╭─ Passage provided

You’ve just finished some autumn maintenance on your roses. You’ve staked the eight-foot canes of ‘Elina’, removed the brown and crispy petals from the blooms of ‘Memorial Day’, and cleared some brushy vines away from the base of ‘Graham Thomas’. Rose season is winding down and soon our roses will enter a slumber. But what’s that nagging itch on your hands and forearms? Probably nothing, until the next day when it’s a blistering, red rash. Oh no! You’ve got Toxicodendron radicans allergic dermatitis!
Yes folks, it’s poison ivy, and it can be serious. The rash of poison ivy is a type of dermatitis, an inflammation of the skin. There are two types of dermatitis. The first is irritant dermatitis, and it is caused by substances that directly damage skin such as acid, nickel and
Banner Maxx. The second type of dermatitis, which includes poison ivy, is allergic dermatitis. A substance called an antigen binds to components of the skin, is recognized by the immune system and begins the cycle of inflammation. This is carried out by a host of cell
types including T-cells, a type of blood cell that constitutes a major component of the immune system. The antigen supplied by poison ivy is called uroshiol (you may also see it spelled urushiol), and it is contained in the sap of the poison ivy, poison oak and poison sumac plants.
Uroshiol is extremely potent. A tiny amount is all it takes to cause a rash. It is estimated that a quarter ounce of pure uroshiol could cause a rash on every living human on earth! Once it touches your skin, it is absorbed and bound to skin cells within ten minutes. It can then be inadvertently spread from one area of skin to another, or one person to another, until it is washed off. If it gets on tools or gloves it can be transferred by contact to other areas of skin. Uroshiol persists on objects for years or even decades unless washed off. If poison ivy plants are burned, uroshiol enters the smoke and, if inhaled, can cause a serious reaction in the throat and airways.

╰─
╭─ Information

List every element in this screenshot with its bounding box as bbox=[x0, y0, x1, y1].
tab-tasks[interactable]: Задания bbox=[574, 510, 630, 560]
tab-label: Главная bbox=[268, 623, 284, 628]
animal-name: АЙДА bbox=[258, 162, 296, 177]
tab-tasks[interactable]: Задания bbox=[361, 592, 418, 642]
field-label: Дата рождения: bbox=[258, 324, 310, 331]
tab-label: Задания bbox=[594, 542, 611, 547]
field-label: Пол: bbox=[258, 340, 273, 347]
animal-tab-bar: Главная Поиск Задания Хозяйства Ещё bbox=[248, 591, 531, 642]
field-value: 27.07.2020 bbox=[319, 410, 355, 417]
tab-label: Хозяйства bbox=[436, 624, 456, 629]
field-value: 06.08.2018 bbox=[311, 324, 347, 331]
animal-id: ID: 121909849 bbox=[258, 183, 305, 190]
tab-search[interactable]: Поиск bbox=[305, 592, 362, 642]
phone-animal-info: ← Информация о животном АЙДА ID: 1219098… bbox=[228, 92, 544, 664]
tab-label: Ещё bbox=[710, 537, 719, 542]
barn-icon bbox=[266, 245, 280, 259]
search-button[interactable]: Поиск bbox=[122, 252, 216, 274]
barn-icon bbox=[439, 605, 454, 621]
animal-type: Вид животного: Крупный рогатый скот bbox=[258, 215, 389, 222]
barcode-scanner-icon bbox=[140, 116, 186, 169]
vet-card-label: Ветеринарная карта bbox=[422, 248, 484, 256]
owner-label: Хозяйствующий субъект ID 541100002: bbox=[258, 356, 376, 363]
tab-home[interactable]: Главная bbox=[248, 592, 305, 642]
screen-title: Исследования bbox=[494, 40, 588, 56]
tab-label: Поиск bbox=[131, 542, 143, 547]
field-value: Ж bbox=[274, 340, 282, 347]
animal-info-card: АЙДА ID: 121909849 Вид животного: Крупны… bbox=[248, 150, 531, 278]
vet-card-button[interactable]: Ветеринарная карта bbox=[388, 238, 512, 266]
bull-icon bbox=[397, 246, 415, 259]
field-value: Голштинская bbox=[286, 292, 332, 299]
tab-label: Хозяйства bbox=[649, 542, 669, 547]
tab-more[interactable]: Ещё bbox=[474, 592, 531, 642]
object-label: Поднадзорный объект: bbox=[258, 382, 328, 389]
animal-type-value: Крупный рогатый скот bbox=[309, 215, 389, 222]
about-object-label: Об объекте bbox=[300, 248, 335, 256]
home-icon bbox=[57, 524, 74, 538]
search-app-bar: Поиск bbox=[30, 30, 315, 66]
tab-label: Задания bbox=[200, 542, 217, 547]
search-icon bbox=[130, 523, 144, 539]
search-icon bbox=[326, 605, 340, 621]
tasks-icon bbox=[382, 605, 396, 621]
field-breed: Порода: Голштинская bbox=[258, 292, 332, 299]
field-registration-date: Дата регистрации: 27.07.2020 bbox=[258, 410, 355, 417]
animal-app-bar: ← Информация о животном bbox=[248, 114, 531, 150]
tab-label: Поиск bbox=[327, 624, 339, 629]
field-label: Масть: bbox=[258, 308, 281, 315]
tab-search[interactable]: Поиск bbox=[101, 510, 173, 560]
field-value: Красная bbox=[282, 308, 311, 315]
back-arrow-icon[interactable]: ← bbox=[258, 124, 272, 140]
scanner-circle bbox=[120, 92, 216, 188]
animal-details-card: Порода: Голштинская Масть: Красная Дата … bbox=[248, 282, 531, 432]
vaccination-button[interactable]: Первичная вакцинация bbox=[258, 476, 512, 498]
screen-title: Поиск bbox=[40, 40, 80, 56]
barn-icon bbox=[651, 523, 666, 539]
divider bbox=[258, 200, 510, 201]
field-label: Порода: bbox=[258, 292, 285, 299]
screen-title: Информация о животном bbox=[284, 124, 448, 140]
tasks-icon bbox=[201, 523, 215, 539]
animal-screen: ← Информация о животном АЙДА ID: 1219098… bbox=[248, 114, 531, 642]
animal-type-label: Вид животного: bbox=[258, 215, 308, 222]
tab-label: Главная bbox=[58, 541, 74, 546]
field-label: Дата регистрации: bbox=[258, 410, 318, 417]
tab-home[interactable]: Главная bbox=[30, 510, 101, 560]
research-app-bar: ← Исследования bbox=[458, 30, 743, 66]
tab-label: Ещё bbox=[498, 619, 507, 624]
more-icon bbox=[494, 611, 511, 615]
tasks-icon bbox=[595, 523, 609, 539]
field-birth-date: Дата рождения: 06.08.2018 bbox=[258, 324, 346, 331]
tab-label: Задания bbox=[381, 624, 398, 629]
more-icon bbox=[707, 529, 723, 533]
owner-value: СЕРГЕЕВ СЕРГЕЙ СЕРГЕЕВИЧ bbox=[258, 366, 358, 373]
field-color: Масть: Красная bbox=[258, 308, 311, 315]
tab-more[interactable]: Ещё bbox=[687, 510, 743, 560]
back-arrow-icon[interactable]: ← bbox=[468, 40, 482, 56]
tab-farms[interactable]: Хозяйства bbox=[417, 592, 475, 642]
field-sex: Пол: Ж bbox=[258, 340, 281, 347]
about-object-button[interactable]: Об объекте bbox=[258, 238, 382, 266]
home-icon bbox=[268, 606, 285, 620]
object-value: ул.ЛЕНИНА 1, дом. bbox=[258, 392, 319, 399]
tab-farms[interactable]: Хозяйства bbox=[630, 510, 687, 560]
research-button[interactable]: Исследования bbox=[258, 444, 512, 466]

╰─

» Assignment:
Give the poison ivy passage again, starting at "Yes folks, it’s" and ending at "poison sumac plants.", replacing "antigen" with "allergen".

» Output of the exercise:
Yes folks, it’s poison ivy, and it can be serious. The rash of poison ivy is a type of dermatitis, an inflammation of the skin. There are two types of dermatitis. The first is irritant dermatitis, and it is caused by substances that directly damage skin such as acid, nickel and
Banner Maxx. The second type of dermatitis, which includes poison ivy, is allergic dermatitis. A substance called an allergen binds to components of the skin, is recognized by the immune system and begins the cycle of inflammation. This is carried out by a host of cell
types including T-cells, a type of blood cell that constitutes a major component of the immune system. The allergen supplied by poison ivy is called uroshiol (you may also see it spelled urushiol), and it is contained in the sap of the poison ivy, poison oak and poison sumac plants.